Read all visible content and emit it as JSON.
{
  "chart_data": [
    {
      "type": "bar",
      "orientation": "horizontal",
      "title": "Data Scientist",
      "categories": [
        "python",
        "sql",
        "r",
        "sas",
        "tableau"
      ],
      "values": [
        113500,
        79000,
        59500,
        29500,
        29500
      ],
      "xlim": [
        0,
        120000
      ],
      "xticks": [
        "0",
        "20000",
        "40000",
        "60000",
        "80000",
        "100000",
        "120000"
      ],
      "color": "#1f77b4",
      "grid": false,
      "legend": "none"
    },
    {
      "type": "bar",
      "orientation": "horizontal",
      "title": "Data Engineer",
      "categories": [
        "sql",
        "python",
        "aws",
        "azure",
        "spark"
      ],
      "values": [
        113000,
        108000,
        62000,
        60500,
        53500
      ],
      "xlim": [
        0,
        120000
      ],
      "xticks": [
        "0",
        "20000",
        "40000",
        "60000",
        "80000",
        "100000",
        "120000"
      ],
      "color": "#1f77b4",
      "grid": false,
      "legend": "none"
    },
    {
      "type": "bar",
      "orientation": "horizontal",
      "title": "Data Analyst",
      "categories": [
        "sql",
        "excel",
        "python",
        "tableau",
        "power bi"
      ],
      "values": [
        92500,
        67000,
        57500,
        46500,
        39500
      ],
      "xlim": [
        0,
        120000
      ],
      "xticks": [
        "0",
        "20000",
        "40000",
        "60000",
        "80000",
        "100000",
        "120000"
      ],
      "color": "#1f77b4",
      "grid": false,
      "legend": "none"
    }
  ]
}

▬▬▬▬▬▬▬▬▬▬

Transcribe the full listing above without leaving anything out.

RESULT
Read all visible content and emit it as JSON.
{
  "chart_data": [
    {
      "type": "bar",
      "orientation": "horizontal",
      "title": "Data Scientist",
      "categories": [
        "python",
        "sql",
        "r",
        "sas",
        "tableau"
      ],
      "values": [
        113500,
        79000,
        59500,
        29500,
        29500
      ],
      "xlim": [
        0,
        120000
      ],
      "xticks": [
        "0",
        "20000",
        "40000",
        "60000",
        "80000",
        "100000",
        "120000"
      ],
      "color": "#1f77b4",
      "grid": false,
      "legend": "none"
    },
    {
      "type": "bar",
      "orientation": "horizontal",
      "title": "Data Engineer",
      "categories": [
        "sql",
        "python",
        "aws",
        "azure",
        "spark"
      ],
      "values": [
        113000,
        108000,
        62000,
        60500,
        53500
      ],
      "xlim": [
        0,
        120000
      ],
      "xticks": [
        "0",
        "20000",
        "40000",
        "60000",
        "80000",
        "100000",
        "120000"
      ],
      "color": "#1f77b4",
      "grid": false,
      "legend": "none"
    },
    {
      "type": "bar",
      "orientation": "horizontal",
      "title": "Data Analyst",
      "categories": [
        "sql",
        "excel",
        "python",
        "tableau",
        "power bi"
      ],
      "values": [
        92500,
        67000,
        57500,
        46500,
        39500
      ],
      "xlim": [
        0,
        120000
      ],
      "xticks": [
        "0",
        "20000",
        "40000",
        "60000",
        "80000",
        "100000",
        "120000"
      ],
      "color": "#1f77b4",
      "grid": false,
      "legend": "none"
    }
  ]
}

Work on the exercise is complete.